Work to be completed
Determine how many lines of the records include "código", and answer with the number alone.

[Dataset records]
-=-=-
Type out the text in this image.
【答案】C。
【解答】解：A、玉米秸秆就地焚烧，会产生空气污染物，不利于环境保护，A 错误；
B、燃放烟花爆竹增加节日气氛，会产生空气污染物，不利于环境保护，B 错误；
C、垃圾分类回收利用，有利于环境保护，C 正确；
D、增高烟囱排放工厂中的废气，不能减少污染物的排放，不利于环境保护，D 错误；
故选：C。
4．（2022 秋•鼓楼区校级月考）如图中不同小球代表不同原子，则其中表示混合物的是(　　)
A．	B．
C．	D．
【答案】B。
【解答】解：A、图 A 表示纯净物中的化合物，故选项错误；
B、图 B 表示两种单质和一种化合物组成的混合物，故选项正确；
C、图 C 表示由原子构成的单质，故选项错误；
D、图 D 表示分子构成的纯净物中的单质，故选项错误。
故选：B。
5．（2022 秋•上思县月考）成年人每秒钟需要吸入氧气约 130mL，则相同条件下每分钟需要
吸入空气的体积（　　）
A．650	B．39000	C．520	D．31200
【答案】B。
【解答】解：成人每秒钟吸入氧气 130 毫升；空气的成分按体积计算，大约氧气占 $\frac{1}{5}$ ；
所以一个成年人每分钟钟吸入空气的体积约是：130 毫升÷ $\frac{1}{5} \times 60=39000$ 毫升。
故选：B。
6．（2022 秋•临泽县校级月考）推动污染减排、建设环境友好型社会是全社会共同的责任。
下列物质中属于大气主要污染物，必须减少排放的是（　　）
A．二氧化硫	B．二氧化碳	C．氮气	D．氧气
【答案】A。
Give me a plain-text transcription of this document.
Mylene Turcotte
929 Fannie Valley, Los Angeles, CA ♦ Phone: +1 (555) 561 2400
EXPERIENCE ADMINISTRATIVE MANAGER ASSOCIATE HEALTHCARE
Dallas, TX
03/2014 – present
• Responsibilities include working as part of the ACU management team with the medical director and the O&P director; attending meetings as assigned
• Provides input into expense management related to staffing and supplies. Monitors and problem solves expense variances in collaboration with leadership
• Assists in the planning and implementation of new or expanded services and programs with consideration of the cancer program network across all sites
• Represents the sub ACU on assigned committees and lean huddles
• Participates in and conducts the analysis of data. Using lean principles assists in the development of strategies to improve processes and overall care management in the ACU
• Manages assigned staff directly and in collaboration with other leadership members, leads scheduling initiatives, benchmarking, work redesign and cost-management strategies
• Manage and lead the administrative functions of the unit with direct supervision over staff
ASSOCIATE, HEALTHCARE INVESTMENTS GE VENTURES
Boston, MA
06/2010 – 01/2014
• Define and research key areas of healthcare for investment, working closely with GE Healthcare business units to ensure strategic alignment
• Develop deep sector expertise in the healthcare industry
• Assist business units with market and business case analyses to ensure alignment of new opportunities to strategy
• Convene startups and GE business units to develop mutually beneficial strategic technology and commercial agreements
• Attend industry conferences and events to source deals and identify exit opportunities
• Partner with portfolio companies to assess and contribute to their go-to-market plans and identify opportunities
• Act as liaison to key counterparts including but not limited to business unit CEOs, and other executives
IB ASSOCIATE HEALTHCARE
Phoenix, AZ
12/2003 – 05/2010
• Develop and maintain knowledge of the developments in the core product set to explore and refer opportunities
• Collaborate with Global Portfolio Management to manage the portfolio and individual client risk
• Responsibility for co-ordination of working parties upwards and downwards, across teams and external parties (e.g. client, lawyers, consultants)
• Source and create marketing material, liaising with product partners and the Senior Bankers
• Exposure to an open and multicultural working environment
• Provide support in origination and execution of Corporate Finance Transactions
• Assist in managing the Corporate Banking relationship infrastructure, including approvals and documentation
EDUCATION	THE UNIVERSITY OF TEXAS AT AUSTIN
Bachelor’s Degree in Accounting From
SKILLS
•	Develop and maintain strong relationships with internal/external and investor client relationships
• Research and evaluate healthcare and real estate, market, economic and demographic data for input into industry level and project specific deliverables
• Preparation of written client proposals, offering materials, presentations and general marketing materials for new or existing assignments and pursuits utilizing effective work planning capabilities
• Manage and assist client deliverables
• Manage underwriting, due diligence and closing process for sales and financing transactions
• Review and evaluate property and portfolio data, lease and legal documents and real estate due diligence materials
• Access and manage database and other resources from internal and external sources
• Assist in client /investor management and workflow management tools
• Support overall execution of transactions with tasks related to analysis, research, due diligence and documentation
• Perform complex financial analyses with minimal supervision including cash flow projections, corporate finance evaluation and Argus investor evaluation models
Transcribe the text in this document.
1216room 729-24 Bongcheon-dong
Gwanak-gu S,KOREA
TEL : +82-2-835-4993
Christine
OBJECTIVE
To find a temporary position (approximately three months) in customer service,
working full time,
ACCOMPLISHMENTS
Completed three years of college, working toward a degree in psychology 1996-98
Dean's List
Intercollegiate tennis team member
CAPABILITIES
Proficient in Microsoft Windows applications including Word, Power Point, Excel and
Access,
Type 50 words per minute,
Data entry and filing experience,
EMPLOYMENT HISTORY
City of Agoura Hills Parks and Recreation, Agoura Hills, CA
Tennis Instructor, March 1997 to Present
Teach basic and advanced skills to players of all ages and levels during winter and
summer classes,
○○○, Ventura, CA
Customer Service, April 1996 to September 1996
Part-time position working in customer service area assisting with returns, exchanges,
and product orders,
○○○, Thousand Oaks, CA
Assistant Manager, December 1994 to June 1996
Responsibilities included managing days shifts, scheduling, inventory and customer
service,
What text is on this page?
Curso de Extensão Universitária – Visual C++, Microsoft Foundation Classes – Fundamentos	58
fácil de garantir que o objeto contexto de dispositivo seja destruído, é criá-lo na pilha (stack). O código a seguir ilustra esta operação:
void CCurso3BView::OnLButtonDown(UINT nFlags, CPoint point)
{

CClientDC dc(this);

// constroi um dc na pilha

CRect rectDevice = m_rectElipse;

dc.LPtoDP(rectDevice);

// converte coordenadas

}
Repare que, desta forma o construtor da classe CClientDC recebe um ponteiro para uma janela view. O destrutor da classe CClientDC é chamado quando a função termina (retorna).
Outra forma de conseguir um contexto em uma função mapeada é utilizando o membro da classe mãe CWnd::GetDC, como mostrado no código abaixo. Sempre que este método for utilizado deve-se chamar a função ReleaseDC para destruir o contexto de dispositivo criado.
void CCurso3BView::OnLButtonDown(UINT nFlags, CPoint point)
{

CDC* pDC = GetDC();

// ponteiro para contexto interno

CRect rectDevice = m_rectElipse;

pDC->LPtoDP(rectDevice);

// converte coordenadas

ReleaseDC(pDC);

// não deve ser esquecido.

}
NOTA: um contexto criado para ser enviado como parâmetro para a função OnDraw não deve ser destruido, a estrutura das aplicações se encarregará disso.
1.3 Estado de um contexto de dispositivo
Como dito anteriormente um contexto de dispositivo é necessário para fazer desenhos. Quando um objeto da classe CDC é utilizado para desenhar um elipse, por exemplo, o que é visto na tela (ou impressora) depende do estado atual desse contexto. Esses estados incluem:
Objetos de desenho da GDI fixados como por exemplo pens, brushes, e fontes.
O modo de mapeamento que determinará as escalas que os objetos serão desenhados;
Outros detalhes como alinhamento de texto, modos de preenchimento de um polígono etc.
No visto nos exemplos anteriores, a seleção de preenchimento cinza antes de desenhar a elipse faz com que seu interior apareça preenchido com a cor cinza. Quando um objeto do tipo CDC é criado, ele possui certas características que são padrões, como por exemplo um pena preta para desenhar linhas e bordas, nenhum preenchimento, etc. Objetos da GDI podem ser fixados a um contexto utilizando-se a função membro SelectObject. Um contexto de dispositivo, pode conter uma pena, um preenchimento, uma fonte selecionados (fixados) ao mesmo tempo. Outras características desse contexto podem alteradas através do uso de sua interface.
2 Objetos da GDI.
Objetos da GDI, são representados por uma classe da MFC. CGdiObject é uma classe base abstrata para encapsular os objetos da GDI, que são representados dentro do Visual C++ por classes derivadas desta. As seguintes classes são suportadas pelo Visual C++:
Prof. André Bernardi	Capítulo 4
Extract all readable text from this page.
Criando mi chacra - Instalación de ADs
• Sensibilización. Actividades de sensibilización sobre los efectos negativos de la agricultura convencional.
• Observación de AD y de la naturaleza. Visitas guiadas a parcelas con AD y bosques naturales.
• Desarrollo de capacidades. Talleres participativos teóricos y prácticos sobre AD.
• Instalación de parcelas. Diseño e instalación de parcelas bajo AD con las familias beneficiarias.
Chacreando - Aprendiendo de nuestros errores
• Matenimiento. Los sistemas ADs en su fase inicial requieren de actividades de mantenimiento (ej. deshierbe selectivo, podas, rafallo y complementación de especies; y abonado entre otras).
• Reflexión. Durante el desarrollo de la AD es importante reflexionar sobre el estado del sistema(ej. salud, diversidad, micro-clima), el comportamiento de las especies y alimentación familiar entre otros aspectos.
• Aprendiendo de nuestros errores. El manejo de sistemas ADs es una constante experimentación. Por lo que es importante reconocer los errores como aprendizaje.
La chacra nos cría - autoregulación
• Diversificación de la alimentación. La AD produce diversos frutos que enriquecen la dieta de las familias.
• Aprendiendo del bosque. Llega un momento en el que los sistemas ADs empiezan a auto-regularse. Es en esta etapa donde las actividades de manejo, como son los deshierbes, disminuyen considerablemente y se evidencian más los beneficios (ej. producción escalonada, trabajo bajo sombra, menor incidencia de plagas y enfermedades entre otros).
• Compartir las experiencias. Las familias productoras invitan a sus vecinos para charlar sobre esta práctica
-=-=-
Exercise answer
2